Wherever the string "выявления" appears, copy the whole line.

## Dataset entries
---*---

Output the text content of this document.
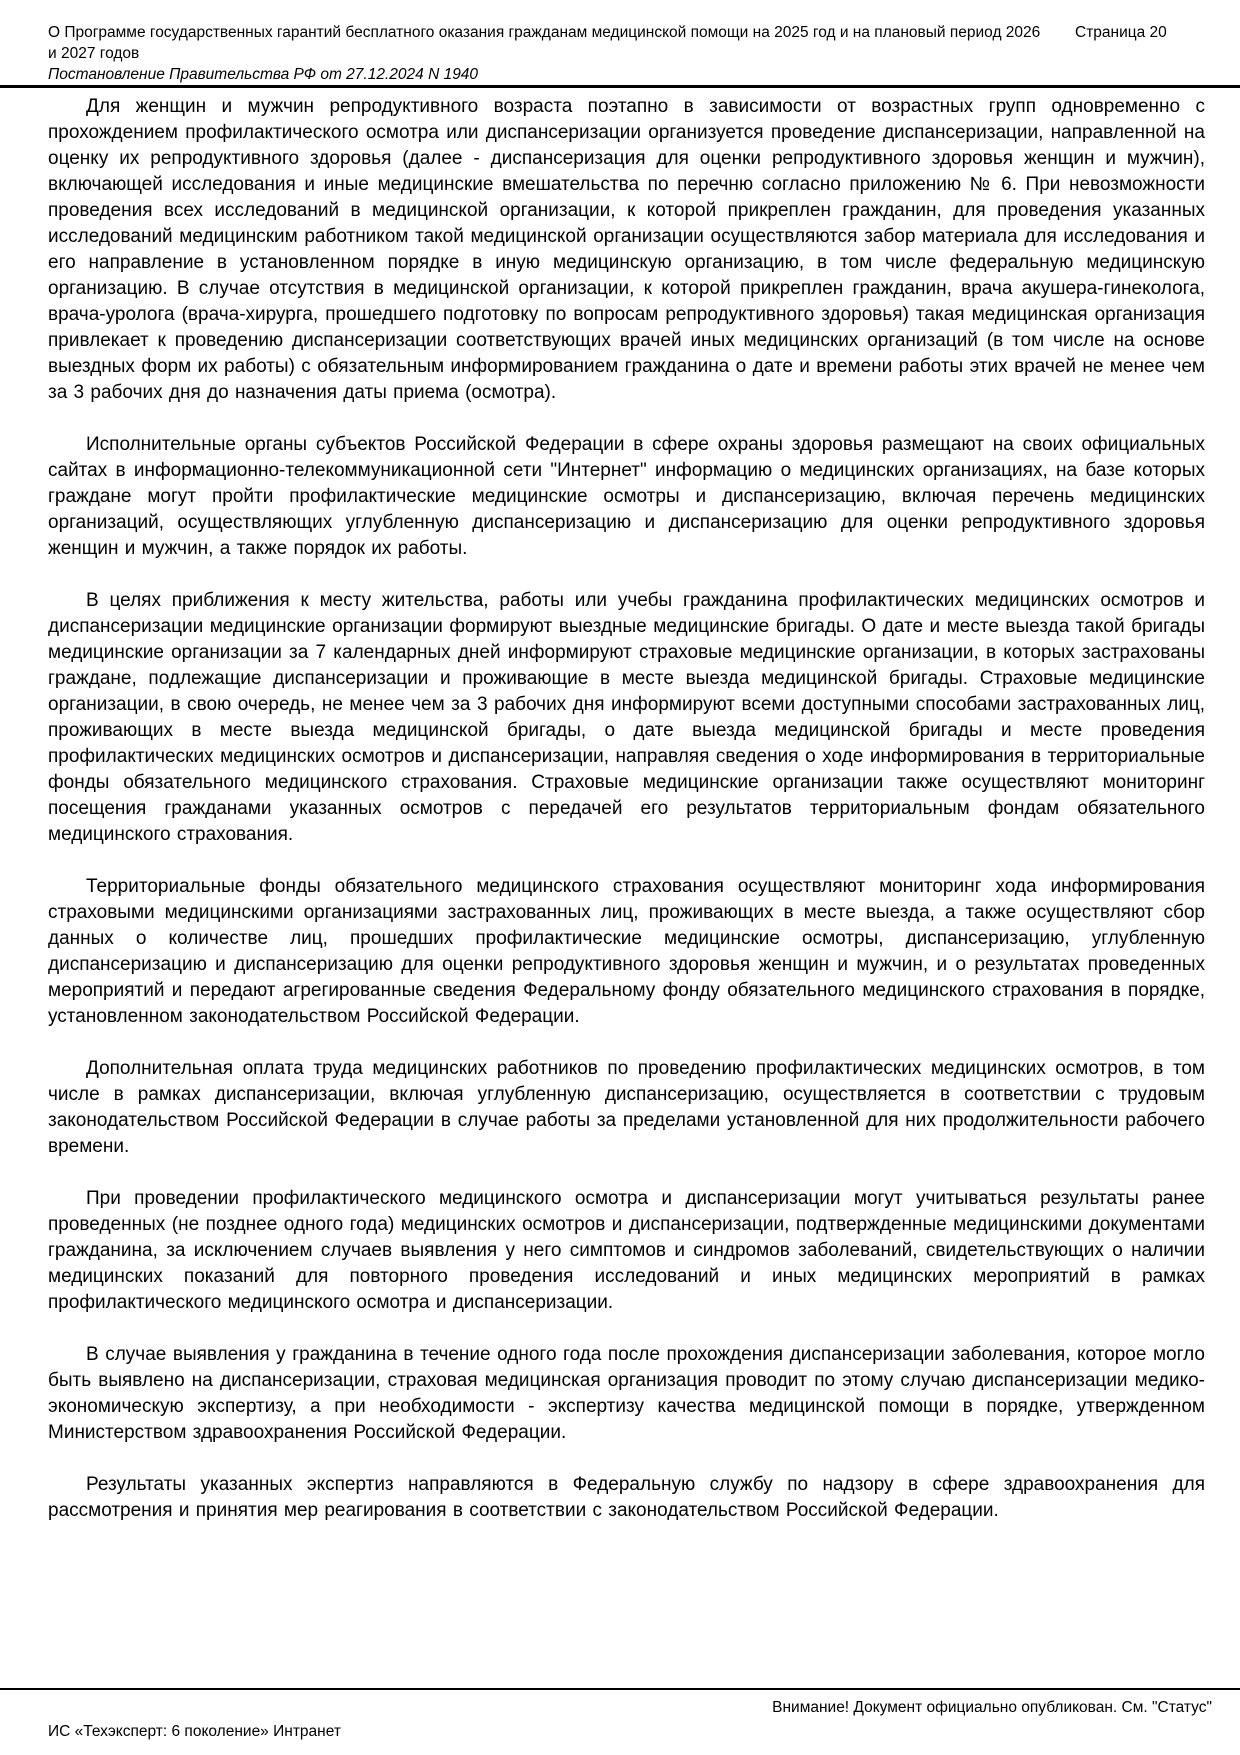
О Программе государственных гарантий бесплатного оказания гражданам медицинской помощи на 2025 год и на плановый период 2026 и 2027 годов
Постановление Правительства РФ от 27.12.2024 N 1940
Страница 20

Для женщин и мужчин репродуктивного возраста поэтапно в зависимости от возрастных групп одновременно с прохождением профилактического осмотра или диспансеризации организуется проведение диспансеризации, направленной на оценку их репродуктивного здоровья (далее - диспансеризация для оценки репродуктивного здоровья женщин и мужчин), включающей исследования и иные медицинские вмешательства по перечню согласно приложению № 6. При невозможности проведения всех исследований в медицинской организации, к которой прикреплен гражданин, для проведения указанных исследований медицинским работником такой медицинской организации осуществляются забор материала для исследования и его направление в установленном порядке в иную медицинскую организацию, в том числе федеральную медицинскую организацию. В случае отсутствия в медицинской организации, к которой прикреплен гражданин, врача акушера-гинеколога, врача-уролога (врача-хирурга, прошедшего подготовку по вопросам репродуктивного здоровья) такая медицинская организация привлекает к проведению диспансеризации соответствующих врачей иных медицинских организаций (в том числе на основе выездных форм их работы) с обязательным информированием гражданина о дате и времени работы этих врачей не менее чем за 3 рабочих дня до назначения даты приема (осмотра).

Исполнительные органы субъектов Российской Федерации в сфере охраны здоровья размещают на своих официальных сайтах в информационно-телекоммуникационной сети "Интернет" информацию о медицинских организациях, на базе которых граждане могут пройти профилактические медицинские осмотры и диспансеризацию, включая перечень медицинских организаций, осуществляющих углубленную диспансеризацию и диспансеризацию для оценки репродуктивного здоровья женщин и мужчин, а также порядок их работы.

В целях приближения к месту жительства, работы или учебы гражданина профилактических медицинских осмотров и диспансеризации медицинские организации формируют выездные медицинские бригады. О дате и месте выезда такой бригады медицинские организации за 7 календарных дней информируют страховые медицинские организации, в которых застрахованы граждане, подлежащие диспансеризации и проживающие в месте выезда медицинской бригады. Страховые медицинские организации, в свою очередь, не менее чем за 3 рабочих дня информируют всеми доступными способами застрахованных лиц, проживающих в месте выезда медицинской бригады, о дате выезда медицинской бригады и месте проведения профилактических медицинских осмотров и диспансеризации, направляя сведения о ходе информирования в территориальные фонды обязательного медицинского страхования. Страховые медицинские организации также осуществляют мониторинг посещения гражданами указанных осмотров с передачей его результатов территориальным фондам обязательного медицинского страхования.

Территориальные фонды обязательного медицинского страхования осуществляют мониторинг хода информирования страховыми медицинскими организациями застрахованных лиц, проживающих в месте выезда, а также осуществляют сбор данных о количестве лиц, прошедших профилактические медицинские осмотры, диспансеризацию, углубленную диспансеризацию и диспансеризацию для оценки репродуктивного здоровья женщин и мужчин, и о результатах проведенных мероприятий и передают агрегированные сведения Федеральному фонду обязательного медицинского страхования в порядке, установленном законодательством Российской Федерации.

Дополнительная оплата труда медицинских работников по проведению профилактических медицинских осмотров, в том числе в рамках диспансеризации, включая углубленную диспансеризацию, осуществляется в соответствии с трудовым законодательством Российской Федерации в случае работы за пределами установленной для них продолжительности рабочего времени.

При проведении профилактического медицинского осмотра и диспансеризации могут учитываться результаты ранее проведенных (не позднее одного года) медицинских осмотров и диспансеризации, подтвержденные медицинскими документами гражданина, за исключением случаев выявления у него симптомов и синдромов заболеваний, свидетельствующих о наличии медицинских показаний для повторного проведения исследований и иных медицинских мероприятий в рамках профилактического медицинского осмотра и диспансеризации.

В случае выявления у гражданина в течение одного года после прохождения диспансеризации заболевания, которое могло быть выявлено на диспансеризации, страховая медицинская организация проводит по этому случаю диспансеризации медико-экономическую экспертизу, а при необходимости - экспертизу качества медицинской помощи в порядке, утвержденном Министерством здравоохранения Российской Федерации.

Результаты указанных экспертиз направляются в Федеральную службу по надзору в сфере здравоохранения для рассмотрения и принятия мер реагирования в соответствии с законодательством Российской Федерации.

Внимание! Документ официально опубликован. См. "Статус"
ИС «Техэксперт: 6 поколение» Интранет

---*---

## Finished exercise
При проведении профилактического медицинского осмотра и диспансеризации могут учитываться результаты ранее проведенных (не позднее одного года) медицинских осмотров и диспансеризации, подтвержденные медицинскими документами гражданина, за исключением случаев выявления у него симптомов и синдромов заболеваний, свидетельствующих о наличии медицинских показаний для повторного проведения исследований и иных медицинских мероприятий в рамках профилактического медицинского осмотра и диспансеризации.
В случае выявления у гражданина в течение одного года после прохождения диспансеризации заболевания, которое могло быть выявлено на диспансеризации, страховая медицинская организация проводит по этому случаю диспансеризации медико-экономическую экспертизу, а при необходимости - экспертизу качества медицинской помощи в порядке, утвержденном Министерством здравоохранения Российской Федерации.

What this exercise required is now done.